Do this:
Rewrite all of the material below, putting "HAWKS" in place of "FALCONS" each time it appears and leaving everything else as it is.
··········
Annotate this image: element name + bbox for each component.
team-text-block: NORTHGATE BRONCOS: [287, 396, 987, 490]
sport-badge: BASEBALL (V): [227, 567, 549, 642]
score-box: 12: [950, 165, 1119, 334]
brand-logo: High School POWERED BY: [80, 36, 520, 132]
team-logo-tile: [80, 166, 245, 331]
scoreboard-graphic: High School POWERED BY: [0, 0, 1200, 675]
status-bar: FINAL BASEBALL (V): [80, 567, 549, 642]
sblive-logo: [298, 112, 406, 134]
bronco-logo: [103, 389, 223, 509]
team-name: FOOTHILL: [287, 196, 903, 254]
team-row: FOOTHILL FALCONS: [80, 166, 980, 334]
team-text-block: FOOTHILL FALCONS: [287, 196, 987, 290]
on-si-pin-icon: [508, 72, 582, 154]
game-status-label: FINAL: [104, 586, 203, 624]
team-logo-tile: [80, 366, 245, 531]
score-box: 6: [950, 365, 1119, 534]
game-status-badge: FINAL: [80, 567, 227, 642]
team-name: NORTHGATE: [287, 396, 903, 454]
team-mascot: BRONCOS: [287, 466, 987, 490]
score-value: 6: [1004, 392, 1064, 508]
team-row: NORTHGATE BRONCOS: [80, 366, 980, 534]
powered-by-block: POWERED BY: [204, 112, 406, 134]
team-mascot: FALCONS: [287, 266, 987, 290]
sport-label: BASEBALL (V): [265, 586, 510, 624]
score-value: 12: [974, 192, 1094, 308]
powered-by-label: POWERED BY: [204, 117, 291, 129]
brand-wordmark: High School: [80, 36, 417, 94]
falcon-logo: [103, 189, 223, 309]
··········
Output of the task:
Annotate this image: element name + bbox for each component.
team-text-block: NORTHGATE BRONCOS: [287, 396, 987, 490]
sport-badge: BASEBALL (V): [227, 567, 549, 642]
score-box: 12: [950, 165, 1119, 334]
brand-logo: High School POWERED BY: [80, 36, 520, 132]
team-logo-tile: [80, 166, 245, 331]
scoreboard-graphic: High School POWERED BY: [0, 0, 1200, 675]
status-bar: FINAL BASEBALL (V): [80, 567, 549, 642]
sblive-logo: [298, 112, 406, 134]
bronco-logo: [103, 389, 223, 509]
team-name: FOOTHILL: [287, 196, 903, 254]
team-row: FOOTHILL HAWKS: [80, 166, 980, 334]
team-text-block: FOOTHILL HAWKS: [287, 196, 987, 290]
on-si-pin-icon: [508, 72, 582, 154]
game-status-label: FINAL: [104, 586, 203, 624]
team-logo-tile: [80, 366, 245, 531]
score-box: 6: [950, 365, 1119, 534]
game-status-badge: FINAL: [80, 567, 227, 642]
team-name: NORTHGATE: [287, 396, 903, 454]
team-mascot: BRONCOS: [287, 466, 987, 490]
score-value: 6: [1004, 392, 1064, 508]
team-row: NORTHGATE BRONCOS: [80, 366, 980, 534]
powered-by-block: POWERED BY: [204, 112, 406, 134]
team-mascot: HAWKS: [287, 266, 987, 290]
sport-label: BASEBALL (V): [265, 586, 510, 624]
score-value: 12: [974, 192, 1094, 308]
powered-by-label: POWERED BY: [204, 117, 291, 129]
brand-wordmark: High School: [80, 36, 417, 94]
falcon-logo: [103, 189, 223, 309]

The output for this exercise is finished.